## Start

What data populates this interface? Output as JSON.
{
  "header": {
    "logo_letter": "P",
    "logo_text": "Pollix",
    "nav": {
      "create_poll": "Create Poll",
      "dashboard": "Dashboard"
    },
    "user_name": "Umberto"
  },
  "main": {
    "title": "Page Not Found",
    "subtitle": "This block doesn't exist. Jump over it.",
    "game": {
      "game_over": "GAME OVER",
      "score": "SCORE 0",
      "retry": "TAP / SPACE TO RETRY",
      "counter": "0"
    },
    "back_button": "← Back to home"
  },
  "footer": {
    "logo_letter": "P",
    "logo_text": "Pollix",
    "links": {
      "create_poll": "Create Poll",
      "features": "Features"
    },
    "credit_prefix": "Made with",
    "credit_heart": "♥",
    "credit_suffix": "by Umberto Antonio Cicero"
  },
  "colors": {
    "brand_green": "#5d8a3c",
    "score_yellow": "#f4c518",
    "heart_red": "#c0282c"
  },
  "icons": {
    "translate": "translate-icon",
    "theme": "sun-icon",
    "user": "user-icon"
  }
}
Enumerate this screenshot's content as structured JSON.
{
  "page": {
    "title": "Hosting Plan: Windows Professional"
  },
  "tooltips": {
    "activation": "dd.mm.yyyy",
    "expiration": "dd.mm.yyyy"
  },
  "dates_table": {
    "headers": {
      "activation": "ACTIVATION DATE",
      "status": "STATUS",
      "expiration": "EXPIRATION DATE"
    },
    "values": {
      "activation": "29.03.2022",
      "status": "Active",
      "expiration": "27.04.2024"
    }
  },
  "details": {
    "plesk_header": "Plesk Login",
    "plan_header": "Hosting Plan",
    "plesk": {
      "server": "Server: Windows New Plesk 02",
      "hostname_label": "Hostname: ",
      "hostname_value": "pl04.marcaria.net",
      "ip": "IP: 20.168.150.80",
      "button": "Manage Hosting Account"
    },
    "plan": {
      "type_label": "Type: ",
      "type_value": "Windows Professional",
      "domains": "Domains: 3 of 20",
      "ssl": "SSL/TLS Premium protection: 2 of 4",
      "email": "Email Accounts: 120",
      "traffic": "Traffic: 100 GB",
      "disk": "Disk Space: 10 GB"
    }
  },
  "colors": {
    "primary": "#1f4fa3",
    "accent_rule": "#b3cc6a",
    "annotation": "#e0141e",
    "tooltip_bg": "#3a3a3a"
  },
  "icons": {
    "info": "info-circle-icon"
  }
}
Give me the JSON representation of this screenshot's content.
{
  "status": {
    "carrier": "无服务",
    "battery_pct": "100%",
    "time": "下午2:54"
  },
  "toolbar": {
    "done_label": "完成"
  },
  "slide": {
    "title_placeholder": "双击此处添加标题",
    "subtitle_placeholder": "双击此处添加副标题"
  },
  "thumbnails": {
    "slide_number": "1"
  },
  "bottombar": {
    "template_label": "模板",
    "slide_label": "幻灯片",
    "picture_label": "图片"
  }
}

## End

Task prompt
Take the listing above and set it down exactly.

Result of the task
What data populates this interface? Output as JSON.
{
  "header": {
    "logo_letter": "P",
    "logo_text": "Pollix",
    "nav": {
      "create_poll": "Create Poll",
      "dashboard": "Dashboard"
    },
    "user_name": "Umberto"
  },
  "main": {
    "title": "Page Not Found",
    "subtitle": "This block doesn't exist. Jump over it.",
    "game": {
      "game_over": "GAME OVER",
      "score": "SCORE 0",
      "retry": "TAP / SPACE TO RETRY",
      "counter": "0"
    },
    "back_button": "← Back to home"
  },
  "footer": {
    "logo_letter": "P",
    "logo_text": "Pollix",
    "links": {
      "create_poll": "Create Poll",
      "features": "Features"
    },
    "credit_prefix": "Made with",
    "credit_heart": "♥",
    "credit_suffix": "by Umberto Antonio Cicero"
  },
  "colors": {
    "brand_green": "#5d8a3c",
    "score_yellow": "#f4c518",
    "heart_red": "#c0282c"
  },
  "icons": {
    "translate": "translate-icon",
    "theme": "sun-icon",
    "user": "user-icon"
  }
}
Enumerate this screenshot's content as structured JSON.
{
  "page": {
    "title": "Hosting Plan: Windows Professional"
  },
  "tooltips": {
    "activation": "dd.mm.yyyy",
    "expiration": "dd.mm.yyyy"
  },
  "dates_table": {
    "headers": {
      "activation": "ACTIVATION DATE",
      "status": "STATUS",
      "expiration": "EXPIRATION DATE"
    },
    "values": {
      "activation": "29.03.2022",
      "status": "Active",
      "expiration": "27.04.2024"
    }
  },
  "details": {
    "plesk_header": "Plesk Login",
    "plan_header": "Hosting Plan",
    "plesk": {
      "server": "Server: Windows New Plesk 02",
      "hostname_label": "Hostname: ",
      "hostname_value": "pl04.marcaria.net",
      "ip": "IP: 20.168.150.80",
      "button": "Manage Hosting Account"
    },
    "plan": {
      "type_label": "Type: ",
      "type_value": "Windows Professional",
      "domains": "Domains: 3 of 20",
      "ssl": "SSL/TLS Premium protection: 2 of 4",
      "email": "Email Accounts: 120",
      "traffic": "Traffic: 100 GB",
      "disk": "Disk Space: 10 GB"
    }
  },
  "colors": {
    "primary": "#1f4fa3",
    "accent_rule": "#b3cc6a",
    "annotation": "#e0141e",
    "tooltip_bg": "#3a3a3a"
  },
  "icons": {
    "info": "info-circle-icon"
  }
}
Give me the JSON representation of this screenshot's content.
{
  "status": {
    "carrier": "无服务",
    "battery_pct": "100%",
    "time": "下午2:54"
  },
  "toolbar": {
    "done_label": "完成"
  },
  "slide": {
    "title_placeholder": "双击此处添加标题",
    "subtitle_placeholder": "双击此处添加副标题"
  },
  "thumbnails": {
    "slide_number": "1"
  },
  "bottombar": {
    "template_label": "模板",
    "slide_label": "幻灯片",
    "picture_label": "图片"
  }
}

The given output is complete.